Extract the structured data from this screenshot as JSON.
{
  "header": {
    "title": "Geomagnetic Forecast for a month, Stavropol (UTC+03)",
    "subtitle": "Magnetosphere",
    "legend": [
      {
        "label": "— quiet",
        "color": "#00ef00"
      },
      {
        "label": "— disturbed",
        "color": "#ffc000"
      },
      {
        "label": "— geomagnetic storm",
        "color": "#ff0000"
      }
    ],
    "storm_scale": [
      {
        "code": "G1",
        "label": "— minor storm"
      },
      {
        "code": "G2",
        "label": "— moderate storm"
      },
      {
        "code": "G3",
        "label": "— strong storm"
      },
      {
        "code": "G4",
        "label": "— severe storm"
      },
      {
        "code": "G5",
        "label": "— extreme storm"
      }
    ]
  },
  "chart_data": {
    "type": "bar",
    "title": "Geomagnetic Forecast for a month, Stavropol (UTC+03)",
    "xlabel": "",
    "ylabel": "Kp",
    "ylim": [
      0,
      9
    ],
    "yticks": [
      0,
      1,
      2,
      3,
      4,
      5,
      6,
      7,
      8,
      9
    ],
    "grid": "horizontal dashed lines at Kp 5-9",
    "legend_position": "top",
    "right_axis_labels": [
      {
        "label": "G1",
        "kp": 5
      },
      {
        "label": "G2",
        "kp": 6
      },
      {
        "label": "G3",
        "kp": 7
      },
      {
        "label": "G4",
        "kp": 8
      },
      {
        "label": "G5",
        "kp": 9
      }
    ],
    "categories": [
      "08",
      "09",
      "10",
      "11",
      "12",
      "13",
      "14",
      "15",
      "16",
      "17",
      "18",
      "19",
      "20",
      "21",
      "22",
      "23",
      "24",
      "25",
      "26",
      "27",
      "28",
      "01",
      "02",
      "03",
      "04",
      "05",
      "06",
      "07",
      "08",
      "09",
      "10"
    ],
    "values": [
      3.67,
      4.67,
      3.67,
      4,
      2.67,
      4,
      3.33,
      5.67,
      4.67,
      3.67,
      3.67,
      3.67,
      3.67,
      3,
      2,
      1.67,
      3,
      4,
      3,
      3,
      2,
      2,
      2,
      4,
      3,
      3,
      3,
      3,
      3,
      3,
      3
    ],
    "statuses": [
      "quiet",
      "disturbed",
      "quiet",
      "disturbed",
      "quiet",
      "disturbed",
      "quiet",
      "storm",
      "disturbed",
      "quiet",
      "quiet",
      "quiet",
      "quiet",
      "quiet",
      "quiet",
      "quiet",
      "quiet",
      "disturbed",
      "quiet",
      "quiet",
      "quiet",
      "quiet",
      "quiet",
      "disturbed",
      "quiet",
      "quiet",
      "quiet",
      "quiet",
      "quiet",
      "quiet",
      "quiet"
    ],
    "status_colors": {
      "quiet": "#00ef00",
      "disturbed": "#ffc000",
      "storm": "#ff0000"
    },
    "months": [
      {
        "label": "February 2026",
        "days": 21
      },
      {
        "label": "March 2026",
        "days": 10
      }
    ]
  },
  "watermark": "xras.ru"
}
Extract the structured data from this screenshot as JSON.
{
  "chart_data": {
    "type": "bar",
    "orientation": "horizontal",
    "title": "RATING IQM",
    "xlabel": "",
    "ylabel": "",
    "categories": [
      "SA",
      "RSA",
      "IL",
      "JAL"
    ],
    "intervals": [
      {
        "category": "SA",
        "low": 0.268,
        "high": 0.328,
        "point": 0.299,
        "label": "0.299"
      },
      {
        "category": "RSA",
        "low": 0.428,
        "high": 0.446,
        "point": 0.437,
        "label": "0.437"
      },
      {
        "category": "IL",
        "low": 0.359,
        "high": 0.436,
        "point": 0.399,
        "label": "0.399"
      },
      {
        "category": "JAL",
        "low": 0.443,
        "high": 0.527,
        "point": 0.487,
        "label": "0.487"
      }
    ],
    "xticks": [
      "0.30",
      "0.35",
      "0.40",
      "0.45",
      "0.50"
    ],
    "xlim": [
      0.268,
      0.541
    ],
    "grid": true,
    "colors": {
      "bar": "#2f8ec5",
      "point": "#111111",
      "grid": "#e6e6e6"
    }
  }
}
▬▬▬
**YOUR GOAL:** Output the whole listing above again, word for word.

**ANSWER FOR THE TASK:**
Extract the structured data from this screenshot as JSON.
{
  "header": {
    "title": "Geomagnetic Forecast for a month, Stavropol (UTC+03)",
    "subtitle": "Magnetosphere",
    "legend": [
      {
        "label": "— quiet",
        "color": "#00ef00"
      },
      {
        "label": "— disturbed",
        "color": "#ffc000"
      },
      {
        "label": "— geomagnetic storm",
        "color": "#ff0000"
      }
    ],
    "storm_scale": [
      {
        "code": "G1",
        "label": "— minor storm"
      },
      {
        "code": "G2",
        "label": "— moderate storm"
      },
      {
        "code": "G3",
        "label": "— strong storm"
      },
      {
        "code": "G4",
        "label": "— severe storm"
      },
      {
        "code": "G5",
        "label": "— extreme storm"
      }
    ]
  },
  "chart_data": {
    "type": "bar",
    "title": "Geomagnetic Forecast for a month, Stavropol (UTC+03)",
    "xlabel": "",
    "ylabel": "Kp",
    "ylim": [
      0,
      9
    ],
    "yticks": [
      0,
      1,
      2,
      3,
      4,
      5,
      6,
      7,
      8,
      9
    ],
    "grid": "horizontal dashed lines at Kp 5-9",
    "legend_position": "top",
    "right_axis_labels": [
      {
        "label": "G1",
        "kp": 5
      },
      {
        "label": "G2",
        "kp": 6
      },
      {
        "label": "G3",
        "kp": 7
      },
      {
        "label": "G4",
        "kp": 8
      },
      {
        "label": "G5",
        "kp": 9
      }
    ],
    "categories": [
      "08",
      "09",
      "10",
      "11",
      "12",
      "13",
      "14",
      "15",
      "16",
      "17",
      "18",
      "19",
      "20",
      "21",
      "22",
      "23",
      "24",
      "25",
      "26",
      "27",
      "28",
      "01",
      "02",
      "03",
      "04",
      "05",
      "06",
      "07",
      "08",
      "09",
      "10"
    ],
    "values": [
      3.67,
      4.67,
      3.67,
      4,
      2.67,
      4,
      3.33,
      5.67,
      4.67,
      3.67,
      3.67,
      3.67,
      3.67,
      3,
      2,
      1.67,
      3,
      4,
      3,
      3,
      2,
      2,
      2,
      4,
      3,
      3,
      3,
      3,
      3,
      3,
      3
    ],
    "statuses": [
      "quiet",
      "disturbed",
      "quiet",
      "disturbed",
      "quiet",
      "disturbed",
      "quiet",
      "storm",
      "disturbed",
      "quiet",
      "quiet",
      "quiet",
      "quiet",
      "quiet",
      "quiet",
      "quiet",
      "quiet",
      "disturbed",
      "quiet",
      "quiet",
      "quiet",
      "quiet",
      "quiet",
      "disturbed",
      "quiet",
      "quiet",
      "quiet",
      "quiet",
      "quiet",
      "quiet",
      "quiet"
    ],
    "status_colors": {
      "quiet": "#00ef00",
      "disturbed": "#ffc000",
      "storm": "#ff0000"
    },
    "months": [
      {
        "label": "February 2026",
        "days": 21
      },
      {
        "label": "March 2026",
        "days": 10
      }
    ]
  },
  "watermark": "xras.ru"
}
Extract the structured data from this screenshot as JSON.
{
  "chart_data": {
    "type": "bar",
    "orientation": "horizontal",
    "title": "RATING IQM",
    "xlabel": "",
    "ylabel": "",
    "categories": [
      "SA",
      "RSA",
      "IL",
      "JAL"
    ],
    "intervals": [
      {
        "category": "SA",
        "low": 0.268,
        "high": 0.328,
        "point": 0.299,
        "label": "0.299"
      },
      {
        "category": "RSA",
        "low": 0.428,
        "high": 0.446,
        "point": 0.437,
        "label": "0.437"
      },
      {
        "category": "IL",
        "low": 0.359,
        "high": 0.436,
        "point": 0.399,
        "label": "0.399"
      },
      {
        "category": "JAL",
        "low": 0.443,
        "high": 0.527,
        "point": 0.487,
        "label": "0.487"
      }
    ],
    "xticks": [
      "0.30",
      "0.35",
      "0.40",
      "0.45",
      "0.50"
    ],
    "xlim": [
      0.268,
      0.541
    ],
    "grid": true,
    "colors": {
      "bar": "#2f8ec5",
      "point": "#111111",
      "grid": "#e6e6e6"
    }
  }
}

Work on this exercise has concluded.